··· Dataset content ···
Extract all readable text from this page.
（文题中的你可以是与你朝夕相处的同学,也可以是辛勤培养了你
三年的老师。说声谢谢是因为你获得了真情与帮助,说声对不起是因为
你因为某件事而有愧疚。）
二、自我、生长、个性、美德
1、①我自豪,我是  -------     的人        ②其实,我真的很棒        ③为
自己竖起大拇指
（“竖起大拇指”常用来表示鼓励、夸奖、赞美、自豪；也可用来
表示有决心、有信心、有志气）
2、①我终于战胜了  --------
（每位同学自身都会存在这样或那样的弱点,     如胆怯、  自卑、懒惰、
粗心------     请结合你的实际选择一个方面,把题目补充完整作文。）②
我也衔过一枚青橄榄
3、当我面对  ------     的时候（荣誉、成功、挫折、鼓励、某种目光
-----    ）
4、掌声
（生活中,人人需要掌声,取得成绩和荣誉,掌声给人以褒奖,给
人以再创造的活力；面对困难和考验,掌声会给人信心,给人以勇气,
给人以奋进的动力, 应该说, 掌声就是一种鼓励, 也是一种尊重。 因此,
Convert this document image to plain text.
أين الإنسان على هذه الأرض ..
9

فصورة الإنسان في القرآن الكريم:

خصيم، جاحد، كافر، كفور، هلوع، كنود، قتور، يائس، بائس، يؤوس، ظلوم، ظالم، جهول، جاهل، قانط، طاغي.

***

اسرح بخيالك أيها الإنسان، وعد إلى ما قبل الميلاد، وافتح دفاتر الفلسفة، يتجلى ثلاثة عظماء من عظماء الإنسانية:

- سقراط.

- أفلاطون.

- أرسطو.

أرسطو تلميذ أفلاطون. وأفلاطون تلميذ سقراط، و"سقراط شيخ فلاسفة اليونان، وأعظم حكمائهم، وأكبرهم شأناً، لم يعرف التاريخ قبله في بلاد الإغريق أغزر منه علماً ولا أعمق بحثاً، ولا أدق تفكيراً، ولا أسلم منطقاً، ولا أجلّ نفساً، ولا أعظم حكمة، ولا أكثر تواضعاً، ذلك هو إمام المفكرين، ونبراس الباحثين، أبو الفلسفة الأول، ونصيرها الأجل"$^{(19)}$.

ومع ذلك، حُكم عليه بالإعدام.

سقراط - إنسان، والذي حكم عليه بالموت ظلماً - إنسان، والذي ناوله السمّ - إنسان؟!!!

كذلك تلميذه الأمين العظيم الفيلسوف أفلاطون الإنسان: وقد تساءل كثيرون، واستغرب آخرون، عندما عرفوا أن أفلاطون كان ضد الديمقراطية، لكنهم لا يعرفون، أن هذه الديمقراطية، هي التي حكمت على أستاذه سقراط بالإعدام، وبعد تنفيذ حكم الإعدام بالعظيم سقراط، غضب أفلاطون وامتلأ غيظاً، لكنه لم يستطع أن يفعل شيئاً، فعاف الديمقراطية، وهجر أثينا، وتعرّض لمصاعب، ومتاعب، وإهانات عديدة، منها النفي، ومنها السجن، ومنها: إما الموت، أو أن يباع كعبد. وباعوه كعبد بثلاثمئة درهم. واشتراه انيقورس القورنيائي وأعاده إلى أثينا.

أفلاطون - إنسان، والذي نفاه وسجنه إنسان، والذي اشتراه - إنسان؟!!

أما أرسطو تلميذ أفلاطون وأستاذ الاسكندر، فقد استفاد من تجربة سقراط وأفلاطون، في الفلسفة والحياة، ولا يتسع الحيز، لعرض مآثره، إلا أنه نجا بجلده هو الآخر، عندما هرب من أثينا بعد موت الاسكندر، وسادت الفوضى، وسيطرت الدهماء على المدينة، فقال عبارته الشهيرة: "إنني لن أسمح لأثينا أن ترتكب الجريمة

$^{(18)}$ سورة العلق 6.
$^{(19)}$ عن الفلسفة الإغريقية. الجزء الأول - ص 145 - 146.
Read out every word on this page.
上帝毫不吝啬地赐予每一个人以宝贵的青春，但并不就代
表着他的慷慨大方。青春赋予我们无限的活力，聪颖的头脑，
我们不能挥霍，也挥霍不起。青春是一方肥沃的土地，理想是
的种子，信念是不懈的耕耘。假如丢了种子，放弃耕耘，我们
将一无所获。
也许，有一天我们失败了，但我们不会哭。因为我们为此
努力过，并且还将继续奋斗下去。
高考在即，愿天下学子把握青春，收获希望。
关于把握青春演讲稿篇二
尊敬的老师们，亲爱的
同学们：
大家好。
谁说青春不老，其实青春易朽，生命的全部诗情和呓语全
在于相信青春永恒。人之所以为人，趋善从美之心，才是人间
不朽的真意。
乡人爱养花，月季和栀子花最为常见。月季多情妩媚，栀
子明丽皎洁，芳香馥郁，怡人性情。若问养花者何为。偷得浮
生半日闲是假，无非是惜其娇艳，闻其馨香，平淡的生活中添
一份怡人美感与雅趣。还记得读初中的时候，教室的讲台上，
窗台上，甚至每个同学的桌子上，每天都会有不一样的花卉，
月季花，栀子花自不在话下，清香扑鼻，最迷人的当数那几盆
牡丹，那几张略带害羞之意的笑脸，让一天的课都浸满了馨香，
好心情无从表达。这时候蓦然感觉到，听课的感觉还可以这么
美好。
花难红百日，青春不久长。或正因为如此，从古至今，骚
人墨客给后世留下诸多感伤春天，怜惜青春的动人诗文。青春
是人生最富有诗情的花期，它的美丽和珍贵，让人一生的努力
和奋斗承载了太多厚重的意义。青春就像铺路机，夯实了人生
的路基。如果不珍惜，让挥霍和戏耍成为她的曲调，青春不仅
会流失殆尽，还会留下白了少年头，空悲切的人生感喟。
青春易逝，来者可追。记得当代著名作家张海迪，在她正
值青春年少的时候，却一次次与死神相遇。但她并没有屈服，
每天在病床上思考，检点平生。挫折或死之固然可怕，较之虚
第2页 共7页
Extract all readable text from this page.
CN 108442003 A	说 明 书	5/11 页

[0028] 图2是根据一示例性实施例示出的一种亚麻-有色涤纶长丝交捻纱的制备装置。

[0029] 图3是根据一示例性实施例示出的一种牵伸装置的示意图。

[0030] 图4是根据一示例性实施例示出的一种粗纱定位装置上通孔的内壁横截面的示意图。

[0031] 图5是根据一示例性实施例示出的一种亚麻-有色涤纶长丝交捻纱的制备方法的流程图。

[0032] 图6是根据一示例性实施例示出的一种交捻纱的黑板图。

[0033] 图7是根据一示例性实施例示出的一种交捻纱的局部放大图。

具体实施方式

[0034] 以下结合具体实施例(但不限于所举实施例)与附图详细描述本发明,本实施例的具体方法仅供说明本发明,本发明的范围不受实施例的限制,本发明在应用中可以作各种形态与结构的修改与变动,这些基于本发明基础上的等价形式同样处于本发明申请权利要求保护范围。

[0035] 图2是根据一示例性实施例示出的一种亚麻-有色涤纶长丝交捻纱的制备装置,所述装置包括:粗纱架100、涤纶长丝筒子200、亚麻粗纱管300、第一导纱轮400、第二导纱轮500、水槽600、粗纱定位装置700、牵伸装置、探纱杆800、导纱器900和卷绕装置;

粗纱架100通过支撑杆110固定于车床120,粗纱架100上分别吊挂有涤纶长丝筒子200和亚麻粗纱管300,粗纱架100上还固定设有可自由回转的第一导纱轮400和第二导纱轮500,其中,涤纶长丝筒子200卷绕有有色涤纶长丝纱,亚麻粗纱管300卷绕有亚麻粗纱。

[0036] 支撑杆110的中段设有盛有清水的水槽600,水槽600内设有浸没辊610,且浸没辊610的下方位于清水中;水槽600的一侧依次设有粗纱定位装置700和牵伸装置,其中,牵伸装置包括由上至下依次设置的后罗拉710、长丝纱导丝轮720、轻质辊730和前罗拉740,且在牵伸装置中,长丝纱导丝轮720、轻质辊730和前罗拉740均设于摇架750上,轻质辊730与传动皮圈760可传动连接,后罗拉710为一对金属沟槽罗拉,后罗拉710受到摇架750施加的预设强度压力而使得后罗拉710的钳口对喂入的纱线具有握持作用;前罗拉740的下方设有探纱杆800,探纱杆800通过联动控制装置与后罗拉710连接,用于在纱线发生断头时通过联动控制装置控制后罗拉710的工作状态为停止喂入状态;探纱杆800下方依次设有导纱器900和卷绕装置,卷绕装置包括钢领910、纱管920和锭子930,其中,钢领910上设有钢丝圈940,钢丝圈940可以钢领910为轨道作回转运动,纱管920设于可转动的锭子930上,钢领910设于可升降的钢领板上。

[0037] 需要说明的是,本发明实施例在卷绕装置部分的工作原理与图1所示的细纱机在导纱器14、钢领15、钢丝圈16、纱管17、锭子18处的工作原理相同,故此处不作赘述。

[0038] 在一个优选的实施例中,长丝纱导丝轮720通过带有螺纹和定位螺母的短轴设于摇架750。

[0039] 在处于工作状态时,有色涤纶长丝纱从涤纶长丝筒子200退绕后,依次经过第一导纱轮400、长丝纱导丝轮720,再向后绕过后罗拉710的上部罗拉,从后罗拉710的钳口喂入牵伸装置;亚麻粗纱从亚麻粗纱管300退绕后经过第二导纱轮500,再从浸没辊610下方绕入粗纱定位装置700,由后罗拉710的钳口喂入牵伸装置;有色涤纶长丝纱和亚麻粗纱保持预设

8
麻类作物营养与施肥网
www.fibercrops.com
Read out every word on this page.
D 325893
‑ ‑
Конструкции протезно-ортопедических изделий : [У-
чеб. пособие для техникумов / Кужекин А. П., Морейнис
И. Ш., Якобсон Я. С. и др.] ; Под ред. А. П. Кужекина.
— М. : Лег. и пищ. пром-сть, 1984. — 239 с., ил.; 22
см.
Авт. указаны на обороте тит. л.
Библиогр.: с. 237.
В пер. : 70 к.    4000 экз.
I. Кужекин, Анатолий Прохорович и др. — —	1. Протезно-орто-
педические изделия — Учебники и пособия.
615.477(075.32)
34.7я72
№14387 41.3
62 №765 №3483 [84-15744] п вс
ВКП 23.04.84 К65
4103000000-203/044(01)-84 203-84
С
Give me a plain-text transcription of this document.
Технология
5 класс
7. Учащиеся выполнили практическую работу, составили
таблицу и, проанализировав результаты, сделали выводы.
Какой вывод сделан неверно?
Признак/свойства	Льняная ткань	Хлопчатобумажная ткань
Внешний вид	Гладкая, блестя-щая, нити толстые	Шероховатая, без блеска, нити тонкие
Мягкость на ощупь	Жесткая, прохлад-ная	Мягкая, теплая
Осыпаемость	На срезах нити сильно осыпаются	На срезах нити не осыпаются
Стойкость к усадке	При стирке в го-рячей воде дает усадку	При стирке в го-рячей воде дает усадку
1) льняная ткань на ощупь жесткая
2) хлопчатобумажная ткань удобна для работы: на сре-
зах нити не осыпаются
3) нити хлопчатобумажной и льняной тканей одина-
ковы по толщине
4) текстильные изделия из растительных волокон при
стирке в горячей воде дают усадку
···
Set exercise
Go through the material above and count the lines that include "воде". Give the number alone.

Expected output
2